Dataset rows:
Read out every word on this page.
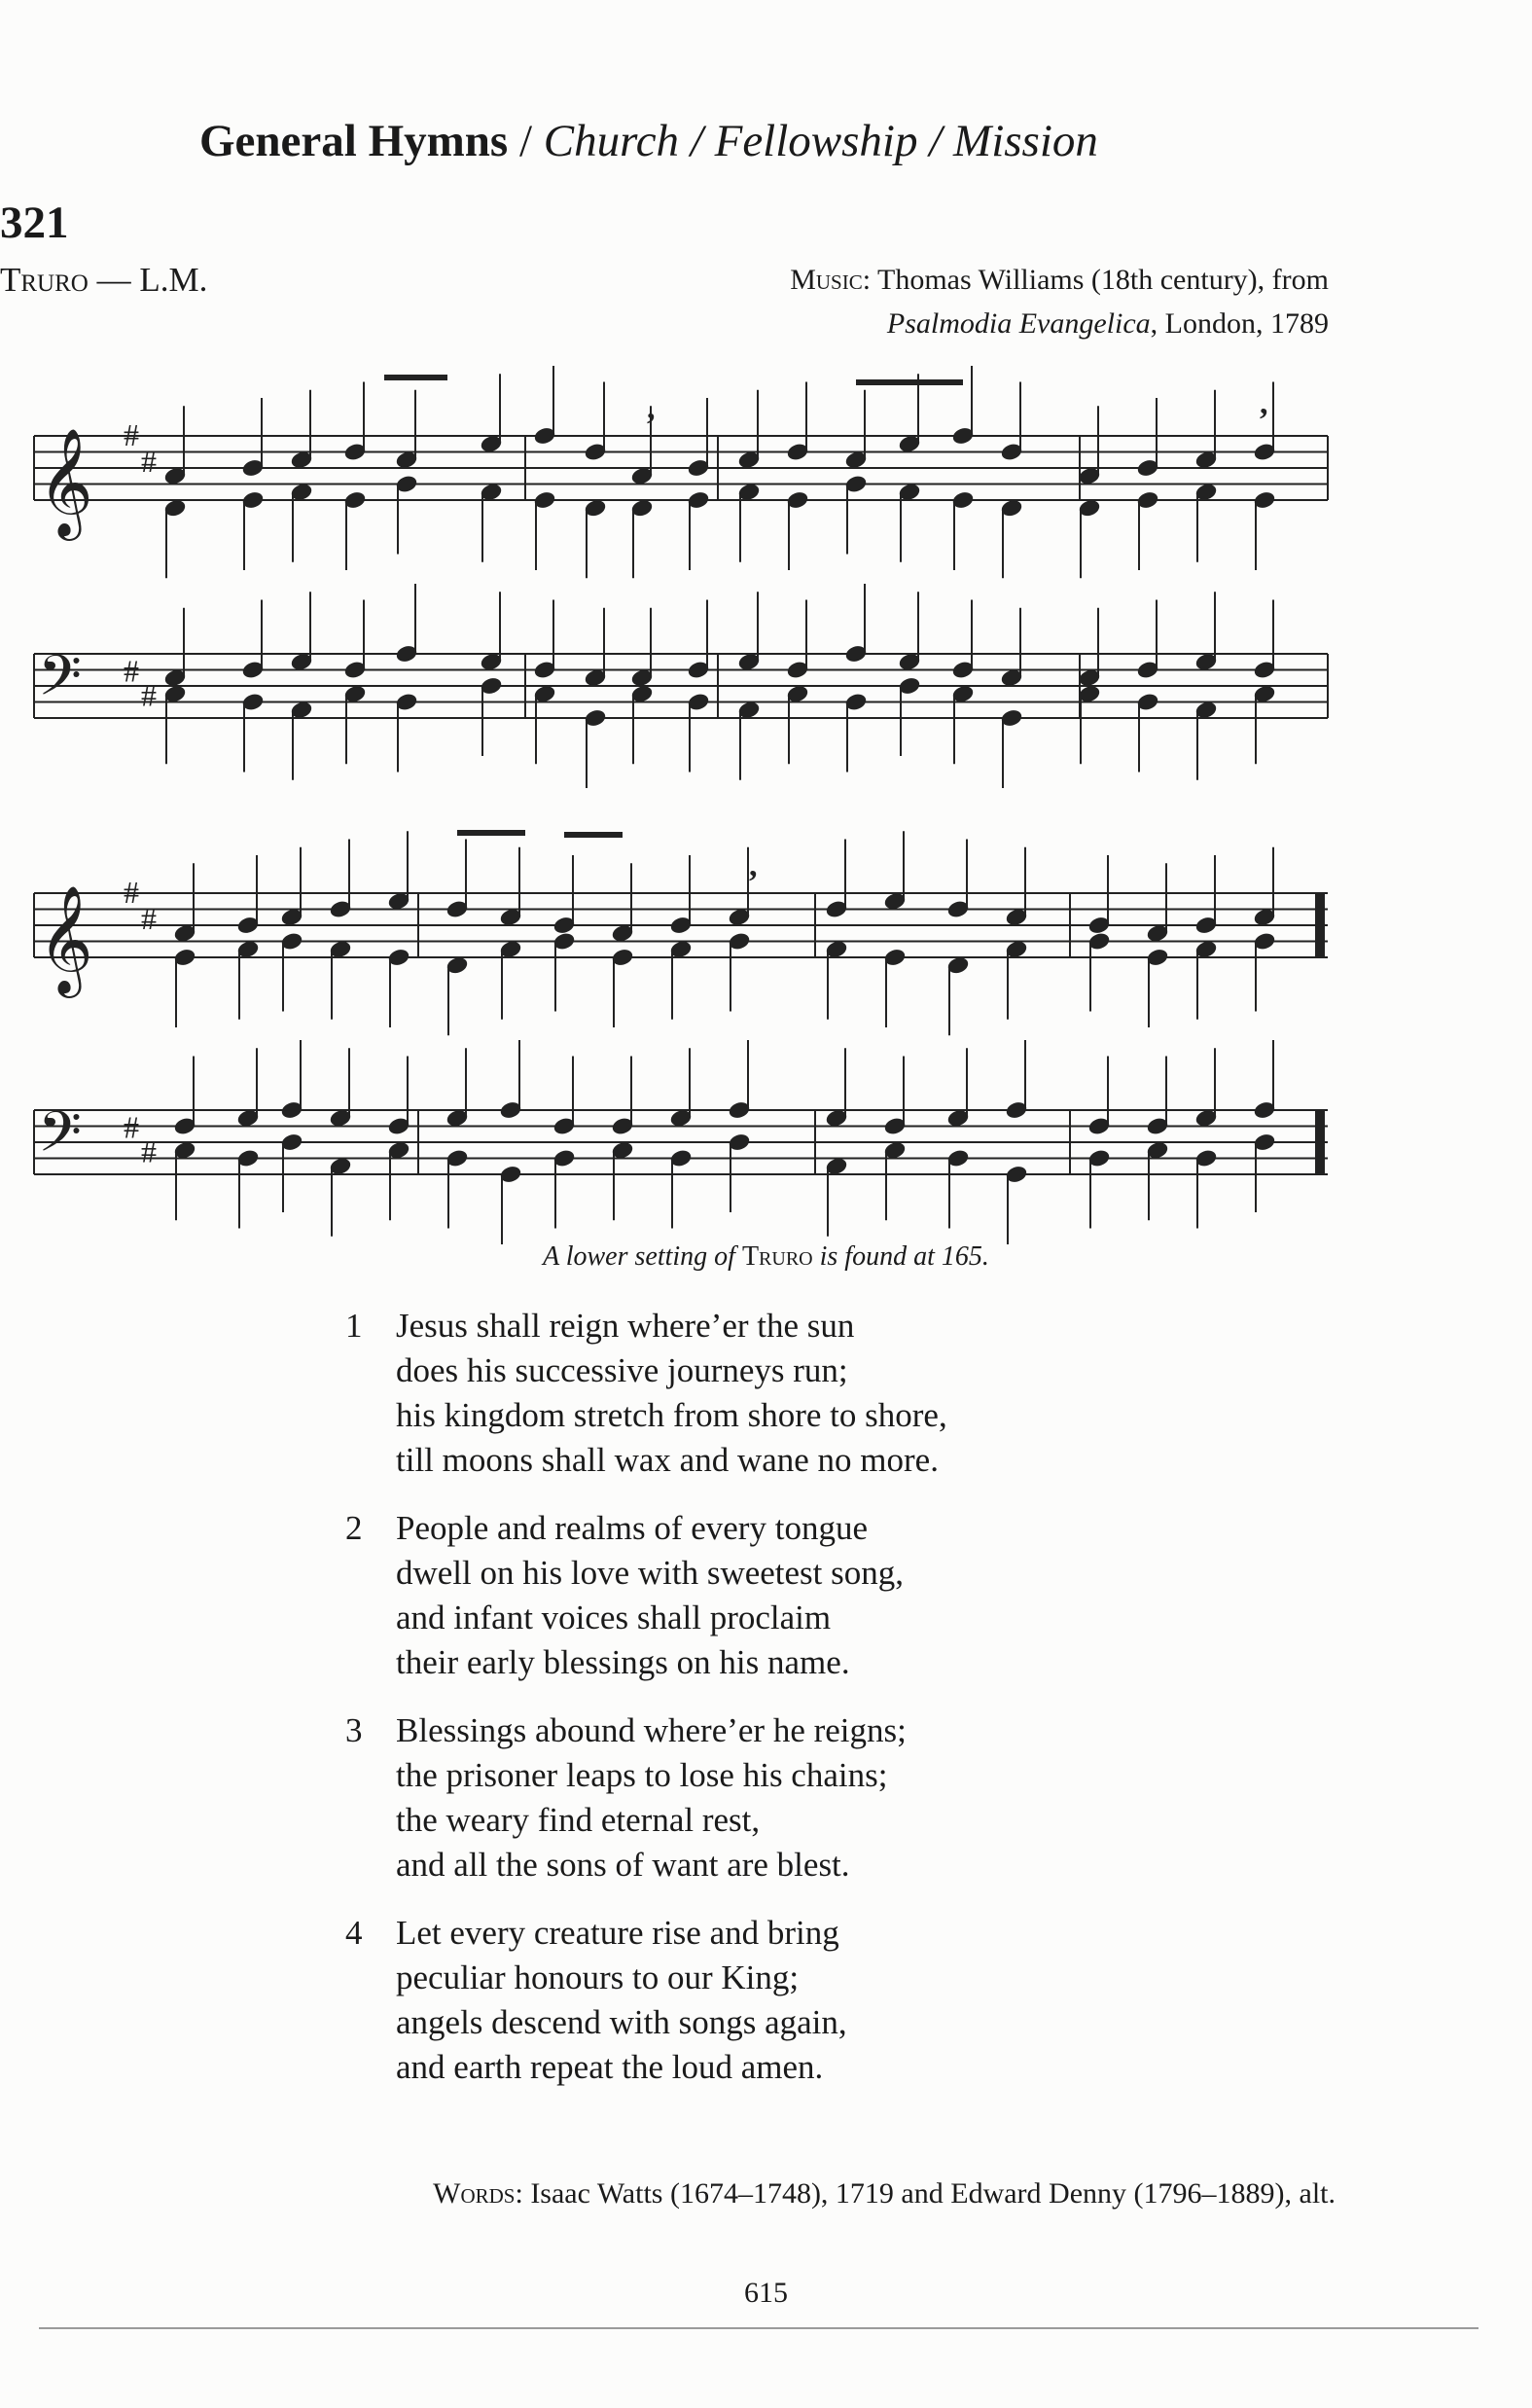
General Hymns / Church / Fellowship / Mission
321
Truro — L.M.	Music: Thomas Williams (18th century), from
Psalmodia Evangelica, London, 1789
𝄞 #
#
𝄢 #
#
𝄞 #
#
𝄢 #
#
,	,
,
A lower setting of Truro is found at 165.
1 Jesus shall reign where’er the sun
does his successive journeys run;
his kingdom stretch from shore to shore,
till moons shall wax and wane no more.
2 People and realms of every tongue
dwell on his love with sweetest song,
and infant voices shall proclaim
their early blessings on his name.
3 Blessings abound where’er he reigns;
the prisoner leaps to lose his chains;
the weary find eternal rest,
and all the sons of want are blest.
4 Let every creature rise and bring
peculiar honours to our King;
angels descend with songs again,
and earth repeat the loud amen.
Words: Isaac Watts (1674–1748), 1719 and Edward Denny (1796–1889), alt.
615
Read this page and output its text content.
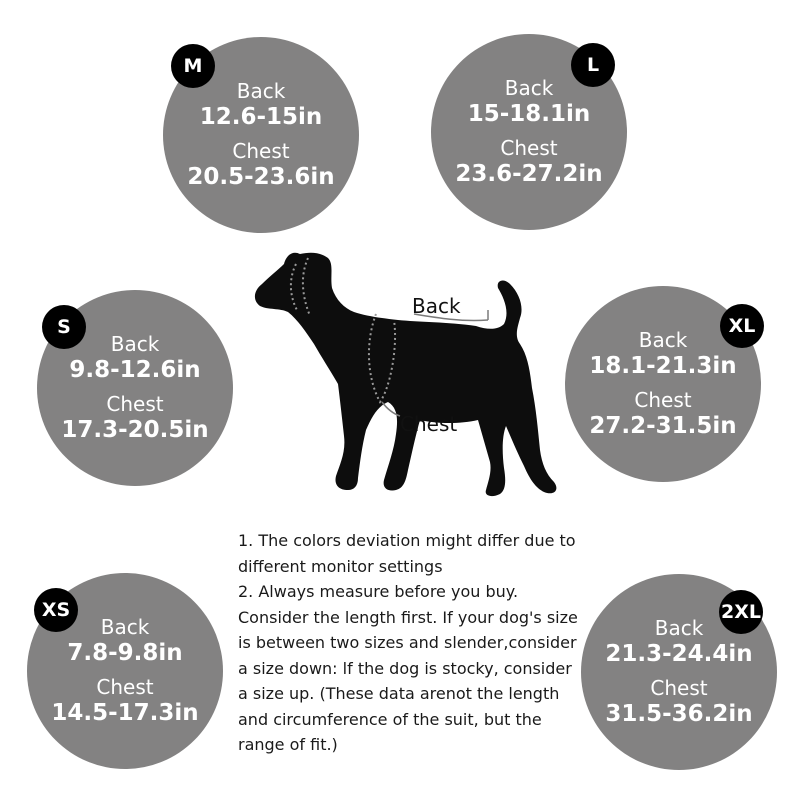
Back
12.6-15in
Chest
20.5-23.6in
M
Back
15-18.1in
Chest
23.6-27.2in
L
Back
9.8-12.6in
Chest
17.3-20.5in
S
Back
18.1-21.3in
Chest
27.2-31.5in
XL
Back
7.8-9.8in
Chest
14.5-17.3in
XS
Back
21.3-24.4in
Chest
31.5-36.2in
2XL
Back
Chest

1. The colors deviation might differ due to different monitor settings

2. Always measure before you buy. Consider the length first. If your dog's size is between two sizes and slender,consider a size down: lf the dog is stocky, consider a size up. (These data arenot the length and circumference of the suit, but the range of fit.)
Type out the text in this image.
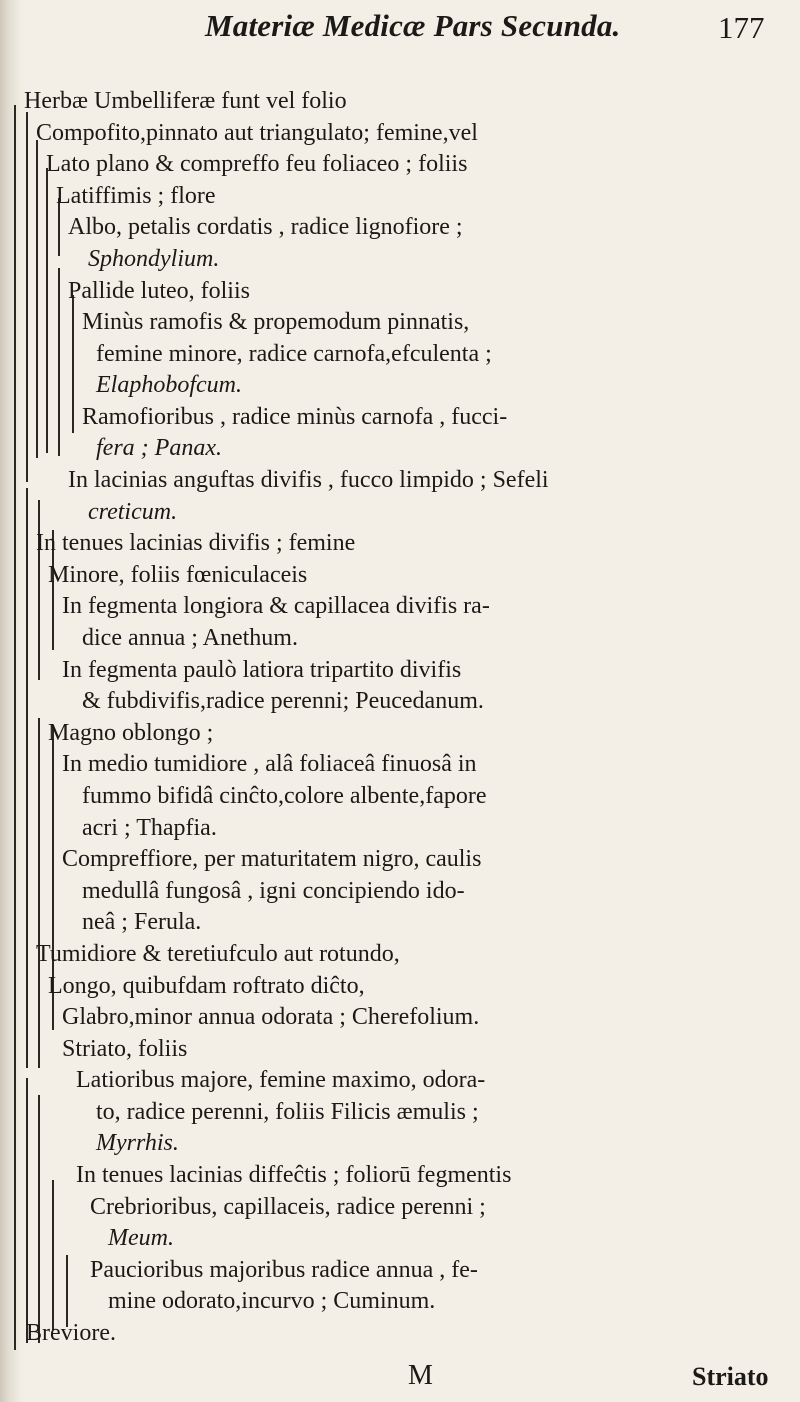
Materiæ Medicæ Pars Secunda.	177
Herbæ Umbelliferæ funt vel folio
Compofito,pinnato aut triangulato; femine,vel
Lato plano & compreffo feu foliaceo ; foliis
Latiffimis ; flore
Albo, petalis cordatis , radice lignofiore ;
Sphondylium.
Pallide luteo, foliis
Minùs ramofis & propemodum pinnatis,
femine minore, radice carnofa,efculenta ;
Elaphobofcum.
Ramofioribus , radice minùs carnofa , fucci-
fera ; Panax.
In lacinias anguftas divifis , fucco limpido ; Sefeli
creticum.
In tenues lacinias divifis ; femine
Minore, foliis fœniculaceis
In fegmenta longiora & capillacea divifis ra-
dice annua ; Anethum.
In fegmenta paulò latiora tripartito divifis
& fubdivifis,radice perenni; Peucedanum.
Magno oblongo ;
In medio tumidiore , alâ foliaceâ finuosâ in
fummo bifidâ cinĉto,colore albente,fapore
acri ; Thapfia.
Compreffiore, per maturitatem nigro, caulis
medullâ fungosâ , igni concipiendo ido-
neâ ; Ferula.
Tumidiore & teretiufculo aut rotundo,
Longo, quibufdam roftrato diĉto,
Glabro,minor annua odorata ; Cherefolium.
Striato, foliis
Latioribus majore, femine maximo, odora-
to, radice perenni, foliis Filicis æmulis ;
Myrrhis.
In tenues lacinias diffeĉtis ; foliorū fegmentis
Crebrioribus, capillaceis, radice perenni ;
Meum.
Paucioribus majoribus radice annua , fe-
mine odorato,incurvo ; Cuminum.
Breviore.
M	Striato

- [Aim of the exercise]: Repeat the records above verbatim, with no pictures in the result.

- [Full response]:
Read out every word on this page.
General Hymns / Church / Fellowship / Mission
321
Truro — L.M.	Music: Thomas Williams (18th century), from
Psalmodia Evangelica, London, 1789
𝄞 #
#
𝄢 #
#
𝄞 #
#
𝄢 #
#
,	,
,
A lower setting of Truro is found at 165.
1 Jesus shall reign where’er the sun
does his successive journeys run;
his kingdom stretch from shore to shore,
till moons shall wax and wane no more.
2 People and realms of every tongue
dwell on his love with sweetest song,
and infant voices shall proclaim
their early blessings on his name.
3 Blessings abound where’er he reigns;
the prisoner leaps to lose his chains;
the weary find eternal rest,
and all the sons of want are blest.
4 Let every creature rise and bring
peculiar honours to our King;
angels descend with songs again,
and earth repeat the loud amen.
Words: Isaac Watts (1674–1748), 1719 and Edward Denny (1796–1889), alt.
615
Read this page and output its text content.
Back
12.6-15in
Chest
20.5-23.6in
M
Back
15-18.1in
Chest
23.6-27.2in
L
Back
9.8-12.6in
Chest
17.3-20.5in
S
Back
18.1-21.3in
Chest
27.2-31.5in
XL
Back
7.8-9.8in
Chest
14.5-17.3in
XS
Back
21.3-24.4in
Chest
31.5-36.2in
2XL
Back
Chest

1. The colors deviation might differ due to different monitor settings

2. Always measure before you buy. Consider the length first. If your dog's size is between two sizes and slender,consider a size down: lf the dog is stocky, consider a size up. (These data arenot the length and circumference of the suit, but the range of fit.)
Type out the text in this image.
Materiæ Medicæ Pars Secunda.	177
Herbæ Umbelliferæ funt vel folio
Compofito,pinnato aut triangulato; femine,vel
Lato plano & compreffo feu foliaceo ; foliis
Latiffimis ; flore
Albo, petalis cordatis , radice lignofiore ;
Sphondylium.
Pallide luteo, foliis
Minùs ramofis & propemodum pinnatis,
femine minore, radice carnofa,efculenta ;
Elaphobofcum.
Ramofioribus , radice minùs carnofa , fucci-
fera ; Panax.
In lacinias anguftas divifis , fucco limpido ; Sefeli
creticum.
In tenues lacinias divifis ; femine
Minore, foliis fœniculaceis
In fegmenta longiora & capillacea divifis ra-
dice annua ; Anethum.
In fegmenta paulò latiora tripartito divifis
& fubdivifis,radice perenni; Peucedanum.
Magno oblongo ;
In medio tumidiore , alâ foliaceâ finuosâ in
fummo bifidâ cinĉto,colore albente,fapore
acri ; Thapfia.
Compreffiore, per maturitatem nigro, caulis
medullâ fungosâ , igni concipiendo ido-
neâ ; Ferula.
Tumidiore & teretiufculo aut rotundo,
Longo, quibufdam roftrato diĉto,
Glabro,minor annua odorata ; Cherefolium.
Striato, foliis
Latioribus majore, femine maximo, odora-
to, radice perenni, foliis Filicis æmulis ;
Myrrhis.
In tenues lacinias diffeĉtis ; foliorū fegmentis
Crebrioribus, capillaceis, radice perenni ;
Meum.
Paucioribus majoribus radice annua , fe-
mine odorato,incurvo ; Cuminum.
Breviore.
M	Striato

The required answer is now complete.